** Start Data to use **
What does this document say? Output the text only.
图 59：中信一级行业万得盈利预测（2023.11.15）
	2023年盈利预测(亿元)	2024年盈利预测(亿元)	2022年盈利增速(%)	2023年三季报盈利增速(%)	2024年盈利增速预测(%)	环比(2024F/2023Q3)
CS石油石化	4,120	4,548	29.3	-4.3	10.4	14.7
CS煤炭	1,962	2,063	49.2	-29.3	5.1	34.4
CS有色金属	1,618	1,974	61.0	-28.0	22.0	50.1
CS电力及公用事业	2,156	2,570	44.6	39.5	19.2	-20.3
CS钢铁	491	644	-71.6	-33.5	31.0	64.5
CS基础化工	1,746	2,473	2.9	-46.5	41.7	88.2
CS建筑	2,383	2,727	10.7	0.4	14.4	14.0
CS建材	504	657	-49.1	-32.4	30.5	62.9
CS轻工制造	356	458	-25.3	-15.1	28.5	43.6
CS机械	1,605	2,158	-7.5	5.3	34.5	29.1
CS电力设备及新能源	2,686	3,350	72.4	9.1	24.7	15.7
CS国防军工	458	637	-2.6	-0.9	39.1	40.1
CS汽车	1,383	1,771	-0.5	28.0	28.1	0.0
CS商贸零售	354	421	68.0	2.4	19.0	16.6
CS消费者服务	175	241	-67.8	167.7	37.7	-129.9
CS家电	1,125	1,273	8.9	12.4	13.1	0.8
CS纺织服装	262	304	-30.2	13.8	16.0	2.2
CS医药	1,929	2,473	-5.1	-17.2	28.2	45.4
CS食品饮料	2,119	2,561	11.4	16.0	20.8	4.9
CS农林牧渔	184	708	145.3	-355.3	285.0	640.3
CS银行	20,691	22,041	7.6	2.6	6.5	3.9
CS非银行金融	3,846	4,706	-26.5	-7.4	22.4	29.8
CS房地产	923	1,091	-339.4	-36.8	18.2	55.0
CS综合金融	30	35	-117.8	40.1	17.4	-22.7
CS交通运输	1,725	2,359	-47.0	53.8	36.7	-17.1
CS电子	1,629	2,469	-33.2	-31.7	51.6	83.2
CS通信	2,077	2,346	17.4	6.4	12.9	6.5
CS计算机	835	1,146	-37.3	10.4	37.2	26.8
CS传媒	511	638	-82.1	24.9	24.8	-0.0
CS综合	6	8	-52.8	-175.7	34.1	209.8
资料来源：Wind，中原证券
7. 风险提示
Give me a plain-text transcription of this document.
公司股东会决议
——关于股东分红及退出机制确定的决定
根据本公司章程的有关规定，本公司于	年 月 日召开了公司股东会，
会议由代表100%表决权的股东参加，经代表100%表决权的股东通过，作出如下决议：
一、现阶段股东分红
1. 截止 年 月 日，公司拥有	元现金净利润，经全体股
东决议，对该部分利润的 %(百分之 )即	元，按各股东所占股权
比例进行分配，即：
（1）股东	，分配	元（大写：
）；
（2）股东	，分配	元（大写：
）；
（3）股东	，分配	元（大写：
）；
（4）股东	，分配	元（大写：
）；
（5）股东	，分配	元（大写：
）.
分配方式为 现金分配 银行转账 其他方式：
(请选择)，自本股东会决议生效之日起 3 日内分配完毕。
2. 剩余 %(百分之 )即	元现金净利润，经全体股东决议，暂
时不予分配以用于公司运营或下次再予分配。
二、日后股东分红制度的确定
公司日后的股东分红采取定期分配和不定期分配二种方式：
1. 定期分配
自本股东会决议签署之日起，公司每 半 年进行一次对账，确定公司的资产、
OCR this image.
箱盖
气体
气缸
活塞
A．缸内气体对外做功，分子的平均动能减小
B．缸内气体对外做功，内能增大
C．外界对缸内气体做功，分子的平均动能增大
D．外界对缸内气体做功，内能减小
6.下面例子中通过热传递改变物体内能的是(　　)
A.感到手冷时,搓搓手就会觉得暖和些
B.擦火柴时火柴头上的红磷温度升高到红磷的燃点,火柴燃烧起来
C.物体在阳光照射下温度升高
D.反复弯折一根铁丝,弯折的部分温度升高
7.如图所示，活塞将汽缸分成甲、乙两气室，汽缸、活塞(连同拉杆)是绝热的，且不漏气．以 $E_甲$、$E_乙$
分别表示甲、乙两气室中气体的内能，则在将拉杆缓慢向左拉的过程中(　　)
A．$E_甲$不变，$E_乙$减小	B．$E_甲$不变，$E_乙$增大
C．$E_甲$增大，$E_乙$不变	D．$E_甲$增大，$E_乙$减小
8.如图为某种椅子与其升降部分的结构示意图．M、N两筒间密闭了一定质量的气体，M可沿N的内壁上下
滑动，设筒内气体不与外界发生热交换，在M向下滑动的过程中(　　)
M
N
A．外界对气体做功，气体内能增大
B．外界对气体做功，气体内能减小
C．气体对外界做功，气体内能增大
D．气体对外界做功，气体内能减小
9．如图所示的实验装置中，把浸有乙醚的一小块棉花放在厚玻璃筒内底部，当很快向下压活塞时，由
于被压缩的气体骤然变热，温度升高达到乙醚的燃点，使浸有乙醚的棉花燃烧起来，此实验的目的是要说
** End Data to use **
#### Given instruction
Please quote every record above exactly as it appears.

#### Response to the task
What does this document say? Output the text only.
图 59：中信一级行业万得盈利预测（2023.11.15）
	2023年盈利预测(亿元)	2024年盈利预测(亿元)	2022年盈利增速(%)	2023年三季报盈利增速(%)	2024年盈利增速预测(%)	环比(2024F/2023Q3)
CS石油石化	4,120	4,548	29.3	-4.3	10.4	14.7
CS煤炭	1,962	2,063	49.2	-29.3	5.1	34.4
CS有色金属	1,618	1,974	61.0	-28.0	22.0	50.1
CS电力及公用事业	2,156	2,570	44.6	39.5	19.2	-20.3
CS钢铁	491	644	-71.6	-33.5	31.0	64.5
CS基础化工	1,746	2,473	2.9	-46.5	41.7	88.2
CS建筑	2,383	2,727	10.7	0.4	14.4	14.0
CS建材	504	657	-49.1	-32.4	30.5	62.9
CS轻工制造	356	458	-25.3	-15.1	28.5	43.6
CS机械	1,605	2,158	-7.5	5.3	34.5	29.1
CS电力设备及新能源	2,686	3,350	72.4	9.1	24.7	15.7
CS国防军工	458	637	-2.6	-0.9	39.1	40.1
CS汽车	1,383	1,771	-0.5	28.0	28.1	0.0
CS商贸零售	354	421	68.0	2.4	19.0	16.6
CS消费者服务	175	241	-67.8	167.7	37.7	-129.9
CS家电	1,125	1,273	8.9	12.4	13.1	0.8
CS纺织服装	262	304	-30.2	13.8	16.0	2.2
CS医药	1,929	2,473	-5.1	-17.2	28.2	45.4
CS食品饮料	2,119	2,561	11.4	16.0	20.8	4.9
CS农林牧渔	184	708	145.3	-355.3	285.0	640.3
CS银行	20,691	22,041	7.6	2.6	6.5	3.9
CS非银行金融	3,846	4,706	-26.5	-7.4	22.4	29.8
CS房地产	923	1,091	-339.4	-36.8	18.2	55.0
CS综合金融	30	35	-117.8	40.1	17.4	-22.7
CS交通运输	1,725	2,359	-47.0	53.8	36.7	-17.1
CS电子	1,629	2,469	-33.2	-31.7	51.6	83.2
CS通信	2,077	2,346	17.4	6.4	12.9	6.5
CS计算机	835	1,146	-37.3	10.4	37.2	26.8
CS传媒	511	638	-82.1	24.9	24.8	-0.0
CS综合	6	8	-52.8	-175.7	34.1	209.8
资料来源：Wind，中原证券
7. 风险提示
Give me a plain-text transcription of this document.
公司股东会决议
——关于股东分红及退出机制确定的决定
根据本公司章程的有关规定，本公司于	年 月 日召开了公司股东会，
会议由代表100%表决权的股东参加，经代表100%表决权的股东通过，作出如下决议：
一、现阶段股东分红
1. 截止 年 月 日，公司拥有	元现金净利润，经全体股
东决议，对该部分利润的 %(百分之 )即	元，按各股东所占股权
比例进行分配，即：
（1）股东	，分配	元（大写：
）；
（2）股东	，分配	元（大写：
）；
（3）股东	，分配	元（大写：
）；
（4）股东	，分配	元（大写：
）；
（5）股东	，分配	元（大写：
）.
分配方式为 现金分配 银行转账 其他方式：
(请选择)，自本股东会决议生效之日起 3 日内分配完毕。
2. 剩余 %(百分之 )即	元现金净利润，经全体股东决议，暂
时不予分配以用于公司运营或下次再予分配。
二、日后股东分红制度的确定
公司日后的股东分红采取定期分配和不定期分配二种方式：
1. 定期分配
自本股东会决议签署之日起，公司每 半 年进行一次对账，确定公司的资产、
OCR this image.
箱盖
气体
气缸
活塞
A．缸内气体对外做功，分子的平均动能减小
B．缸内气体对外做功，内能增大
C．外界对缸内气体做功，分子的平均动能增大
D．外界对缸内气体做功，内能减小
6.下面例子中通过热传递改变物体内能的是(　　)
A.感到手冷时,搓搓手就会觉得暖和些
B.擦火柴时火柴头上的红磷温度升高到红磷的燃点,火柴燃烧起来
C.物体在阳光照射下温度升高
D.反复弯折一根铁丝,弯折的部分温度升高
7.如图所示，活塞将汽缸分成甲、乙两气室，汽缸、活塞(连同拉杆)是绝热的，且不漏气．以 $E_甲$、$E_乙$
分别表示甲、乙两气室中气体的内能，则在将拉杆缓慢向左拉的过程中(　　)
A．$E_甲$不变，$E_乙$减小	B．$E_甲$不变，$E_乙$增大
C．$E_甲$增大，$E_乙$不变	D．$E_甲$增大，$E_乙$减小
8.如图为某种椅子与其升降部分的结构示意图．M、N两筒间密闭了一定质量的气体，M可沿N的内壁上下
滑动，设筒内气体不与外界发生热交换，在M向下滑动的过程中(　　)
M
N
A．外界对气体做功，气体内能增大
B．外界对气体做功，气体内能减小
C．气体对外界做功，气体内能增大
D．气体对外界做功，气体内能减小
9．如图所示的实验装置中，把浸有乙醚的一小块棉花放在厚玻璃筒内底部，当很快向下压活塞时，由
于被压缩的气体骤然变热，温度升高达到乙醚的燃点，使浸有乙醚的棉花燃烧起来，此实验的目的是要说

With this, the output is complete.